### [WHAT YOU HAVE TO DO]
Return all lines that include the string "customer".

══ LISTING ══

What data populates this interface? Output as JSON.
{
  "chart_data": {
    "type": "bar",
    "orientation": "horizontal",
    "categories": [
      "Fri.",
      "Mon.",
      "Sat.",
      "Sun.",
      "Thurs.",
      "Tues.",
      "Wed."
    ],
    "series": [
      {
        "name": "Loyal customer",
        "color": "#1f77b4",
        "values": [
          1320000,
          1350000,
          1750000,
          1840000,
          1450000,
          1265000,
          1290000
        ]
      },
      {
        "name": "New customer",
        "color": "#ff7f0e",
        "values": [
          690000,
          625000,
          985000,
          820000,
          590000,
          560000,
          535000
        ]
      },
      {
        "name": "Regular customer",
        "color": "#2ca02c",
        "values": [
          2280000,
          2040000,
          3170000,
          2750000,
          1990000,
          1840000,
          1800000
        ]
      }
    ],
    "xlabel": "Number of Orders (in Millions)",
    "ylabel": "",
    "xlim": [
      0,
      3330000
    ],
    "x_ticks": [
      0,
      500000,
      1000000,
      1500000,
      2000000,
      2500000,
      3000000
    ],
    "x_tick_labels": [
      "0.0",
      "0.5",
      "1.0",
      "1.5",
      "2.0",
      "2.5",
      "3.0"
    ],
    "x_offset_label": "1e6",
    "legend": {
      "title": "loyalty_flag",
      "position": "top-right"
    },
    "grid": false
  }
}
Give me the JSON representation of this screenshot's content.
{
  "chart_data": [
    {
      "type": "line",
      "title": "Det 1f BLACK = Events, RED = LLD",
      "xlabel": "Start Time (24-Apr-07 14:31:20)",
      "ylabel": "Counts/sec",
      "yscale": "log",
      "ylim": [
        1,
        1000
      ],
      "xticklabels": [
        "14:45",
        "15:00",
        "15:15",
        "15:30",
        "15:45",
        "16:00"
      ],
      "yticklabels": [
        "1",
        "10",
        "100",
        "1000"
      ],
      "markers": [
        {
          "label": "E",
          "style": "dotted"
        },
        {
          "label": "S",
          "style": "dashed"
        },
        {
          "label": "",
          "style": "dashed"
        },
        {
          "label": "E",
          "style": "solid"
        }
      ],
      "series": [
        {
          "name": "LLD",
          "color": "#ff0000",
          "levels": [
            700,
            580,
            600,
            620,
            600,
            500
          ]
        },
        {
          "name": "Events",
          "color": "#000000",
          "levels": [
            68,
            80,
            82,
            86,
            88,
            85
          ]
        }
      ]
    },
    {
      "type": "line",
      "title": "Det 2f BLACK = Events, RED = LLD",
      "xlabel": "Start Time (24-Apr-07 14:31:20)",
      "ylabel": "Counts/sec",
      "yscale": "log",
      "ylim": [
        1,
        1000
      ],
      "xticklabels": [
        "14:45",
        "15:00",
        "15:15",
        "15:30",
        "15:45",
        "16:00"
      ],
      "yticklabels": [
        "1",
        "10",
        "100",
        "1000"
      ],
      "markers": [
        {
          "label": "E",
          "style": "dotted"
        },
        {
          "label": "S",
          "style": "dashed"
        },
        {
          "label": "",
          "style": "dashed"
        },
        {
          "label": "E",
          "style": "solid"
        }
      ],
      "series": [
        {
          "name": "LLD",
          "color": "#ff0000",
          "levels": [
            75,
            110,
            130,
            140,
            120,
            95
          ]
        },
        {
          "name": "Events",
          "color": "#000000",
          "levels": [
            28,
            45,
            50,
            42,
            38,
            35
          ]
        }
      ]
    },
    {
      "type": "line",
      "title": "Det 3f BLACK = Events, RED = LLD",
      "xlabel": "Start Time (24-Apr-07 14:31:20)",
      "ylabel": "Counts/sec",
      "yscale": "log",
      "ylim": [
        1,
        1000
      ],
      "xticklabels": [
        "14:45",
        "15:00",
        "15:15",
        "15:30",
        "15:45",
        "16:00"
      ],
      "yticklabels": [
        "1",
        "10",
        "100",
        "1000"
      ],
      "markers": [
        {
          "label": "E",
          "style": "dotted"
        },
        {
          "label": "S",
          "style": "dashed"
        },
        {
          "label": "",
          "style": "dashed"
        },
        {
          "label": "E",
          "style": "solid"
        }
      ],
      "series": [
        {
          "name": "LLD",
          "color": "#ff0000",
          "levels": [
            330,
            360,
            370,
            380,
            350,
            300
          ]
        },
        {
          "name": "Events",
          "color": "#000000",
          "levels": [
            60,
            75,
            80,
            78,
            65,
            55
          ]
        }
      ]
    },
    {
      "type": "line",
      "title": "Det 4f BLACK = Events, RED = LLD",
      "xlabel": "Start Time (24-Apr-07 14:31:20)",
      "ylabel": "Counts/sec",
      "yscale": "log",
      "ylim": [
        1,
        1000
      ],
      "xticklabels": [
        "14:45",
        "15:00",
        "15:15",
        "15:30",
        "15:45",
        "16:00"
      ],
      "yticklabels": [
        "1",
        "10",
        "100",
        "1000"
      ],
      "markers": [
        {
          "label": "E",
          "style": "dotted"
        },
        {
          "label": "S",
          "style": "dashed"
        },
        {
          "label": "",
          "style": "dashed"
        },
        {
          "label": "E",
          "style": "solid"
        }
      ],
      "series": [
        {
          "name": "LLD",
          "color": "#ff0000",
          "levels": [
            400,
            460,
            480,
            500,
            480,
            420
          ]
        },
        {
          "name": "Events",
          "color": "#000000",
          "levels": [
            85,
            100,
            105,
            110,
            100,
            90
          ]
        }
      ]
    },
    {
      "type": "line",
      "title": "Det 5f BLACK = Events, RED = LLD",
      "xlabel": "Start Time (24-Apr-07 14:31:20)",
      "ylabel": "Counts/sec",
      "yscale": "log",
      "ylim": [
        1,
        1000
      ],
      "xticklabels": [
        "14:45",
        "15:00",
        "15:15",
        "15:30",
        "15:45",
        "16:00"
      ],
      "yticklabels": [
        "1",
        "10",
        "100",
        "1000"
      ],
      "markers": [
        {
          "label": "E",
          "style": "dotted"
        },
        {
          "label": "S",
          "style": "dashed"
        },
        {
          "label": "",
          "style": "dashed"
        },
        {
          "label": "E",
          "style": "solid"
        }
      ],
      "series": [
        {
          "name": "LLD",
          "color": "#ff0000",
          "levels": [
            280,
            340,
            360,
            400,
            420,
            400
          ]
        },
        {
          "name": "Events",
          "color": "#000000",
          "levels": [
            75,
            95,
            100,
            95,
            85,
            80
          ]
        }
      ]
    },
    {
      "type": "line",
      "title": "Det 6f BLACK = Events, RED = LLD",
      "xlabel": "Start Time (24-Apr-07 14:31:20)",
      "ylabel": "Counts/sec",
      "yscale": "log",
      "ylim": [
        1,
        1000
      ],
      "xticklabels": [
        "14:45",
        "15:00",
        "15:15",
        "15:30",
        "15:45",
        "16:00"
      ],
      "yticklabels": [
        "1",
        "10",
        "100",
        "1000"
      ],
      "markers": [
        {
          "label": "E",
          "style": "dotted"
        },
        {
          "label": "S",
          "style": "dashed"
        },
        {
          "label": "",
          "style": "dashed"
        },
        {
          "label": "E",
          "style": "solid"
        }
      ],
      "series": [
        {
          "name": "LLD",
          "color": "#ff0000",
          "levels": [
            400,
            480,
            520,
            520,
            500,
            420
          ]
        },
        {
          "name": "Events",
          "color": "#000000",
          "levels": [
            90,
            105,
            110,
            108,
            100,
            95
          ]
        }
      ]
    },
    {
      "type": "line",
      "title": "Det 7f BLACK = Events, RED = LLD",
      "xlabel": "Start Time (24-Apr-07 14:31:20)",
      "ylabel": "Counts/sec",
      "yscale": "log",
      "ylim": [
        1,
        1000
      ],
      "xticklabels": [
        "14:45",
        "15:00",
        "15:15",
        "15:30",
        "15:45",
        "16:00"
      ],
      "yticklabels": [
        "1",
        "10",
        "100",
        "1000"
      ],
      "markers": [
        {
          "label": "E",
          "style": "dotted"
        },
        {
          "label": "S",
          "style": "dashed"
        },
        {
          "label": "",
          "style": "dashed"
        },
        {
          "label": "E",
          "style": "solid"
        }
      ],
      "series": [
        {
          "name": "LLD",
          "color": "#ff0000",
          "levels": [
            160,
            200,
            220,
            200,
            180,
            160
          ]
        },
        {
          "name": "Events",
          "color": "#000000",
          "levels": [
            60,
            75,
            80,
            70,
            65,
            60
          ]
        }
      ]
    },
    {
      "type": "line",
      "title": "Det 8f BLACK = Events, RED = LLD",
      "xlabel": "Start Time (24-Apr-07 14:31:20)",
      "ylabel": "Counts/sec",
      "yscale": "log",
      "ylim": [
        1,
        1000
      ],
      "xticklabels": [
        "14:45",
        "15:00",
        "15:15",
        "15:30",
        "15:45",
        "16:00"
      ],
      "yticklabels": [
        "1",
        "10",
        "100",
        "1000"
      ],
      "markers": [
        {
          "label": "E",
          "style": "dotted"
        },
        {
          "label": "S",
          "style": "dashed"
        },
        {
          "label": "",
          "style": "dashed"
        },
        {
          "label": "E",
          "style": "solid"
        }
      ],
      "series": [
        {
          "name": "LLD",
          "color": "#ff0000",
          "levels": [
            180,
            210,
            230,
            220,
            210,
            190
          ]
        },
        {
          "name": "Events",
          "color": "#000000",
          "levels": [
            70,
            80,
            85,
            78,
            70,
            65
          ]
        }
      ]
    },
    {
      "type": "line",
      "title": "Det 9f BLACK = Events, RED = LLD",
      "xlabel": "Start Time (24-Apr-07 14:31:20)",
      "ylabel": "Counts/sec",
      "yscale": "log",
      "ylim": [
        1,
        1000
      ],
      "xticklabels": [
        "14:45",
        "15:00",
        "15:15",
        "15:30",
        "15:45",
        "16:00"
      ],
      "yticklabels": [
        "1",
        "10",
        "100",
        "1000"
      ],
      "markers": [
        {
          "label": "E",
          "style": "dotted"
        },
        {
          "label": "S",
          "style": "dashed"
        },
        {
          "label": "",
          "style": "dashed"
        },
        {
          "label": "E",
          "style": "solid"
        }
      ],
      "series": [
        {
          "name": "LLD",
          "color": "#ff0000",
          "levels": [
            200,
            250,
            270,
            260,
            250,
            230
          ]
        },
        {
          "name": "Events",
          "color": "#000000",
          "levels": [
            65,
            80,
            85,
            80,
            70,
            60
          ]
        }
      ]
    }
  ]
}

═══

### [COMPLETED TASK]
        "name": "Loyal customer",
        "name": "New customer",
        "name": "Regular customer",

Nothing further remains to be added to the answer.